-- Start of Stored data --

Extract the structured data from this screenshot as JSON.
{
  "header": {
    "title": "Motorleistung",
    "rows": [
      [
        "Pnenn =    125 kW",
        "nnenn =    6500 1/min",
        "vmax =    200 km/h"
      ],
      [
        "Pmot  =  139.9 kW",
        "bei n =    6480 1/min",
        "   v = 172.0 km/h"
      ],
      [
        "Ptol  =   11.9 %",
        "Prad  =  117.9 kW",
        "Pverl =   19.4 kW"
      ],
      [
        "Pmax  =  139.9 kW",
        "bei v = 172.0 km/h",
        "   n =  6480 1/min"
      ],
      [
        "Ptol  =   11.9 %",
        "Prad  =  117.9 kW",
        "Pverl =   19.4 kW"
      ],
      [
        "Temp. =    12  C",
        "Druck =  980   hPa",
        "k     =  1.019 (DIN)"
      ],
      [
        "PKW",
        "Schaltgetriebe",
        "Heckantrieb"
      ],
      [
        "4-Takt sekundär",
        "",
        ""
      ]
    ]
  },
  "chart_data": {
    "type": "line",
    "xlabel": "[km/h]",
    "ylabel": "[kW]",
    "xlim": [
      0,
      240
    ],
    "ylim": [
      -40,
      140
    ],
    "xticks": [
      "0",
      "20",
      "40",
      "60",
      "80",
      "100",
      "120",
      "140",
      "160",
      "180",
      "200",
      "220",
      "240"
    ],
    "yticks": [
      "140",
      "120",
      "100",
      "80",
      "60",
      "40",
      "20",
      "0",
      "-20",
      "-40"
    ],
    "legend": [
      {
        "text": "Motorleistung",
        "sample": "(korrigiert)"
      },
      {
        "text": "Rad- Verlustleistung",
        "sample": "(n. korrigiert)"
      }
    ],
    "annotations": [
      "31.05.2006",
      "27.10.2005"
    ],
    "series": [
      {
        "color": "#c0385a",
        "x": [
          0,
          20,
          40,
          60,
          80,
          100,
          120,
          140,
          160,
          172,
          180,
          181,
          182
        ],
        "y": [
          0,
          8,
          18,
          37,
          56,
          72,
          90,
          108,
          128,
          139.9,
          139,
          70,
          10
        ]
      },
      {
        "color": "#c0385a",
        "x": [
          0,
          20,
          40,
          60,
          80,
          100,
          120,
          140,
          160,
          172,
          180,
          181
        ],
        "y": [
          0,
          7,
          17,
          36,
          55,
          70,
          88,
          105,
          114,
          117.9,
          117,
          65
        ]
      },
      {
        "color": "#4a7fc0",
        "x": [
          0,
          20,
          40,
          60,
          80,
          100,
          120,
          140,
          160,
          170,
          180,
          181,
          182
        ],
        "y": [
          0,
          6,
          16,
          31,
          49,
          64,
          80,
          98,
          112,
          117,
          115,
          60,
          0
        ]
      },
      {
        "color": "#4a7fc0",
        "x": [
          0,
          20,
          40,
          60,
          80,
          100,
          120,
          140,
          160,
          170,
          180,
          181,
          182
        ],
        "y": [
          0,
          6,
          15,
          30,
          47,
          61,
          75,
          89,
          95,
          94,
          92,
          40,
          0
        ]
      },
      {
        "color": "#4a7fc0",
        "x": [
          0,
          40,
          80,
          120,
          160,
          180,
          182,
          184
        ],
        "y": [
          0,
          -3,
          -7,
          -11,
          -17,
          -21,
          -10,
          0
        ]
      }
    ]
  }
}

-- End of Stored data --

# Instructions for the task
What is the number of lines above that contain "korrigiert"? Answer with that number only.

# Solution to the exercise
2